Records that describe figures
— START —
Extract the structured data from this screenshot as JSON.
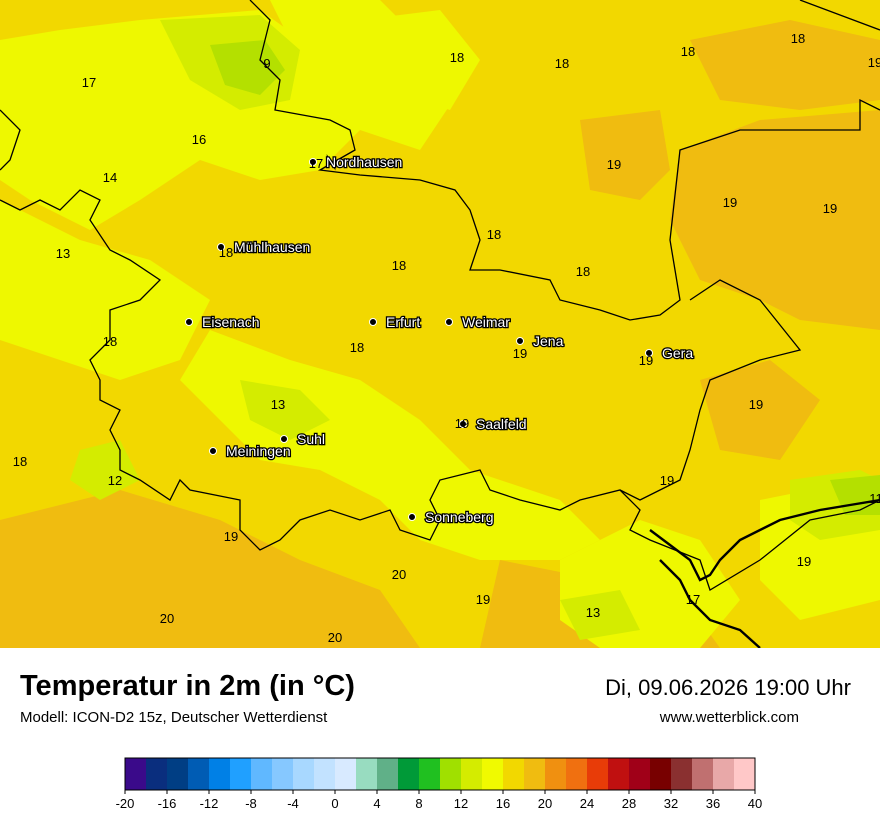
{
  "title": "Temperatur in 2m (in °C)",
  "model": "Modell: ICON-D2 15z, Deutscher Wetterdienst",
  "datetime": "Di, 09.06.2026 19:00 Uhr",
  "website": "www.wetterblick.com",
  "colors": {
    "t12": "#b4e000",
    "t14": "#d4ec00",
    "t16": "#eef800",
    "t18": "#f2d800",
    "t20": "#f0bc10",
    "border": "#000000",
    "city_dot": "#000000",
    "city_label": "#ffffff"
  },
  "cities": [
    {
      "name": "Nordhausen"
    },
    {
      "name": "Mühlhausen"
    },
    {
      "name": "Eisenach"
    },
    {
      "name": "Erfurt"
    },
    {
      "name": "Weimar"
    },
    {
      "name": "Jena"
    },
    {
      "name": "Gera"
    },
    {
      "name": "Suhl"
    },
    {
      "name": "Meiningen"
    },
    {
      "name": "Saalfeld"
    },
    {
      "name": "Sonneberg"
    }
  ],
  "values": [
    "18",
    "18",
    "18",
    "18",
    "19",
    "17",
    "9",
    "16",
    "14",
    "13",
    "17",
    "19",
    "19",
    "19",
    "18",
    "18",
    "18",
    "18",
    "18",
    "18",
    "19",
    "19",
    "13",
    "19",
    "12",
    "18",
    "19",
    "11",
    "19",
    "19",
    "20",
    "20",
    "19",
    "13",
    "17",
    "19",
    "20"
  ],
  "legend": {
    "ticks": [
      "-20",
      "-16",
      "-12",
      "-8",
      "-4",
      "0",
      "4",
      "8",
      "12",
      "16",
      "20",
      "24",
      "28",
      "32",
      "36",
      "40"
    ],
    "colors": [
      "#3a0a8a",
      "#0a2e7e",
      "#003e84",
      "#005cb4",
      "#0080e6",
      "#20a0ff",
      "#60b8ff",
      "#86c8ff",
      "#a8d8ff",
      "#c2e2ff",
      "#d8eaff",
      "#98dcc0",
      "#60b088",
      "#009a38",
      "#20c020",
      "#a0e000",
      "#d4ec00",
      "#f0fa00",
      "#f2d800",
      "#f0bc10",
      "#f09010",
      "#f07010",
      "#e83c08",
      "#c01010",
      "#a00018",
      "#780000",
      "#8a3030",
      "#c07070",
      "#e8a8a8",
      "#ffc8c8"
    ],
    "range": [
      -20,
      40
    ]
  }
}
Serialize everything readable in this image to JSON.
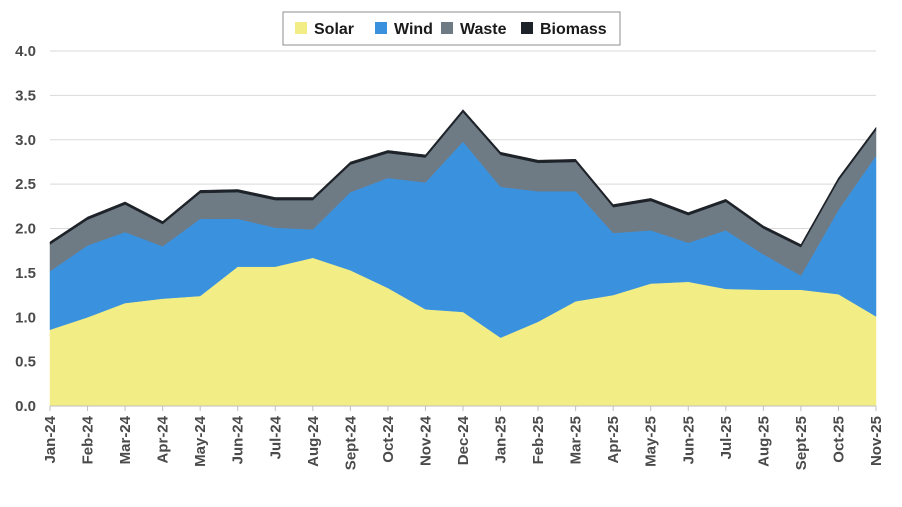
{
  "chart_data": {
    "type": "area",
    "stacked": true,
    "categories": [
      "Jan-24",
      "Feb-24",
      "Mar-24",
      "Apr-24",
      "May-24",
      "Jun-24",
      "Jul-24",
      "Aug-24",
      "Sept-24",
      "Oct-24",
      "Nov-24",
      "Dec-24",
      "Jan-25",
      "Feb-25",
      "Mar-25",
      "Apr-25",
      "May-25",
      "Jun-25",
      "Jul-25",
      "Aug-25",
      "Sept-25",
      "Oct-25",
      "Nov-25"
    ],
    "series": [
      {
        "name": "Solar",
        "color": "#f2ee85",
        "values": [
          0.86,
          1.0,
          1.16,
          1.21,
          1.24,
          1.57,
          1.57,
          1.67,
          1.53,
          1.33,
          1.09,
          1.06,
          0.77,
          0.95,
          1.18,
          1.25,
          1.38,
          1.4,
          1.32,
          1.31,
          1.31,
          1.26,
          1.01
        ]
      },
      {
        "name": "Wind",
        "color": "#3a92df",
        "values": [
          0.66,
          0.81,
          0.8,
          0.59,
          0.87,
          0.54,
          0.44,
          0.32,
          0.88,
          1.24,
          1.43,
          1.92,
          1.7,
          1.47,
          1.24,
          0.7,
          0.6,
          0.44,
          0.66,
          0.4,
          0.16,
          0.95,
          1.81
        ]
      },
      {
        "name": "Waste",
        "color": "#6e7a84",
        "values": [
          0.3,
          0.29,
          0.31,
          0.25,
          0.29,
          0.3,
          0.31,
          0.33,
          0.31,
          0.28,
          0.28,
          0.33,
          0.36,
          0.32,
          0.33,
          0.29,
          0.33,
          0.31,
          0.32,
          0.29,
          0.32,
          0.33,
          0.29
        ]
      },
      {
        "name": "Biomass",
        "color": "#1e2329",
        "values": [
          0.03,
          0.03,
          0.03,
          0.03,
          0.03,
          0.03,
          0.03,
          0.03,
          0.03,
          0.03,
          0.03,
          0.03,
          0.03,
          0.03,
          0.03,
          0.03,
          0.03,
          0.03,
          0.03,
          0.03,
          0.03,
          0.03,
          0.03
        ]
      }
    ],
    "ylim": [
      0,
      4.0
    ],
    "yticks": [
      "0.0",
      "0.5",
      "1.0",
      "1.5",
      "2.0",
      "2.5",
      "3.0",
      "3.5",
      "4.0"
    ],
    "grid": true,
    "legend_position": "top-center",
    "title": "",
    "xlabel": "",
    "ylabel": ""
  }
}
— END —
Exercise brief: Copy out each line of the records where the string "JSON" appears.

Response below:
Extract the structured data from this screenshot as JSON.
Serialize everything readable in this image to JSON.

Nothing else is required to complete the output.